What you need to do: Look through the data below. Collect every line where the word "when" occurs.

Task data:
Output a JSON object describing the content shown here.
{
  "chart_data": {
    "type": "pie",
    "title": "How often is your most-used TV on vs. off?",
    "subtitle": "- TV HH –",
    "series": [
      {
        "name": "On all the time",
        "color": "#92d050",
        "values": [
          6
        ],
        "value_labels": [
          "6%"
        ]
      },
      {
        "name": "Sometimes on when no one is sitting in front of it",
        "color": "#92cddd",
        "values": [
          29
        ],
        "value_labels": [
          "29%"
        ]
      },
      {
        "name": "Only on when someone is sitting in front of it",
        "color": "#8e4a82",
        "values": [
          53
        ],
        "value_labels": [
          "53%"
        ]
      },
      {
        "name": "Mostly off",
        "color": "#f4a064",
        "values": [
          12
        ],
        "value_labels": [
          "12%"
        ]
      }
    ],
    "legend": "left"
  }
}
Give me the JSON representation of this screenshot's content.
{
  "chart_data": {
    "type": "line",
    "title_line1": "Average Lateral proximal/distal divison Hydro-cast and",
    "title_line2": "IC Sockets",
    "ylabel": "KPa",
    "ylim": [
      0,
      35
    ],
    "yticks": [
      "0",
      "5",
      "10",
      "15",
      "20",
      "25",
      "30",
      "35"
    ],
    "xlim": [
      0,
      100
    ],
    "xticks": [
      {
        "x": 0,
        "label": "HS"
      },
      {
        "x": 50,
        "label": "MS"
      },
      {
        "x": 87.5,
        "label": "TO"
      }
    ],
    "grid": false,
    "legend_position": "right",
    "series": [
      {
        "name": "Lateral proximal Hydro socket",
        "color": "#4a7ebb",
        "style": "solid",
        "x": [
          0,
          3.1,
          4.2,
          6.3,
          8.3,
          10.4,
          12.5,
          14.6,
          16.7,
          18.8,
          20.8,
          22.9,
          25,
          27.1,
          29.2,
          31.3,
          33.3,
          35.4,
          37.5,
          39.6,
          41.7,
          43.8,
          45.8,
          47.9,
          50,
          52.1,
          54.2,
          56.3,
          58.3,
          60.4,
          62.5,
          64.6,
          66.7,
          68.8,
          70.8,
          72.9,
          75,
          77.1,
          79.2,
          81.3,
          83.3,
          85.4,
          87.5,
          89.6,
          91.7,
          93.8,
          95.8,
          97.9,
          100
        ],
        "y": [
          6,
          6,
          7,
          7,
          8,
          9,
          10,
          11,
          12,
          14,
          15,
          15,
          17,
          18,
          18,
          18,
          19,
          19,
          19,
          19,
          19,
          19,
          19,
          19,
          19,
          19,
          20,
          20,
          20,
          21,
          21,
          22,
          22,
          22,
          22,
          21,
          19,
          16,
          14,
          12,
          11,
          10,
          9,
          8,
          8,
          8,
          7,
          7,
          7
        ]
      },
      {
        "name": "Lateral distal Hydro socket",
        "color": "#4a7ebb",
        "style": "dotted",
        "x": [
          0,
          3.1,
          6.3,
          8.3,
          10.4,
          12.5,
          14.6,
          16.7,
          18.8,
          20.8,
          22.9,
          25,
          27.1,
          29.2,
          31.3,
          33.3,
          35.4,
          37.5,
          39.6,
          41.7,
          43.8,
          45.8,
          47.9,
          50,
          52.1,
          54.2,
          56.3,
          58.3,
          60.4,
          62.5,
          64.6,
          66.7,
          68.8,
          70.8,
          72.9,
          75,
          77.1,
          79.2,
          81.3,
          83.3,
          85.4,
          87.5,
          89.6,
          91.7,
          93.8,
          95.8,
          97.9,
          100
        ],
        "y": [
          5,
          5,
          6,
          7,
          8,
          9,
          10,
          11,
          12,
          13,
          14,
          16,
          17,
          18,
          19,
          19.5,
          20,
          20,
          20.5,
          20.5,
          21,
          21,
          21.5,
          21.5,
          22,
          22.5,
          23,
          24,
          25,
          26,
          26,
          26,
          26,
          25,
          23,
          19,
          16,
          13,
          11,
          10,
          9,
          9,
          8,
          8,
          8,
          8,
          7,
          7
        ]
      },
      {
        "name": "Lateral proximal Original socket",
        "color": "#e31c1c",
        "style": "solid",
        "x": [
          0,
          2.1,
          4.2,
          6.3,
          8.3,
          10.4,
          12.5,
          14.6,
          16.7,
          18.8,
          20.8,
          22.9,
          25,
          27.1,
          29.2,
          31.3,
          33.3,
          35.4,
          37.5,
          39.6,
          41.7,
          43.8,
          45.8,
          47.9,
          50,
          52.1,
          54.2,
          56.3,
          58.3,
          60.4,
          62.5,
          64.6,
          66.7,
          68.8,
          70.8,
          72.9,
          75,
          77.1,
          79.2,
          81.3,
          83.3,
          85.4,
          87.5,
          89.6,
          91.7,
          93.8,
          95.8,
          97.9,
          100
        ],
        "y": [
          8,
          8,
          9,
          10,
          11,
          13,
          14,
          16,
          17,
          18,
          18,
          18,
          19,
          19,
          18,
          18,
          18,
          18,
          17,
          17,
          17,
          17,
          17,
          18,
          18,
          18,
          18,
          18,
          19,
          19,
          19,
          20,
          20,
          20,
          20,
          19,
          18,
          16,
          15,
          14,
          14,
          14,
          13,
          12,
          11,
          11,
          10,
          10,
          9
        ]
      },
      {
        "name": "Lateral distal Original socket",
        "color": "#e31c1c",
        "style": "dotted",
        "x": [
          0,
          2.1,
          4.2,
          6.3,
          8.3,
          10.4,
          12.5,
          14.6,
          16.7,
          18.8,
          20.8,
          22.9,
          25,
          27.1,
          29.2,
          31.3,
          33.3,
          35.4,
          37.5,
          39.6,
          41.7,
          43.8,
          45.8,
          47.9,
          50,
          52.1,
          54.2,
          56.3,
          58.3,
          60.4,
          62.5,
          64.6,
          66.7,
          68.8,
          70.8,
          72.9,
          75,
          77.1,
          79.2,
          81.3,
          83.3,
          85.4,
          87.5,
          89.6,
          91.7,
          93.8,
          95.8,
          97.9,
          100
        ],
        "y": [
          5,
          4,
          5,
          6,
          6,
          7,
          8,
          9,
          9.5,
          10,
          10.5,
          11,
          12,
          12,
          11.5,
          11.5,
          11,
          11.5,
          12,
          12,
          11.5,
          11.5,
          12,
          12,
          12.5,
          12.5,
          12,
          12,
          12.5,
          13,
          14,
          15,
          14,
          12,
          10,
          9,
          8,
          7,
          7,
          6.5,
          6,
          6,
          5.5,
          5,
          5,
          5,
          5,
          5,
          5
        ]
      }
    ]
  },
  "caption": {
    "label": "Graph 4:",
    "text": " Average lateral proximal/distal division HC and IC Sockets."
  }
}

Result of this exercise:
        "name": "Sometimes on when no one is sitting in front of it",
        "name": "Only on when someone is sitting in front of it",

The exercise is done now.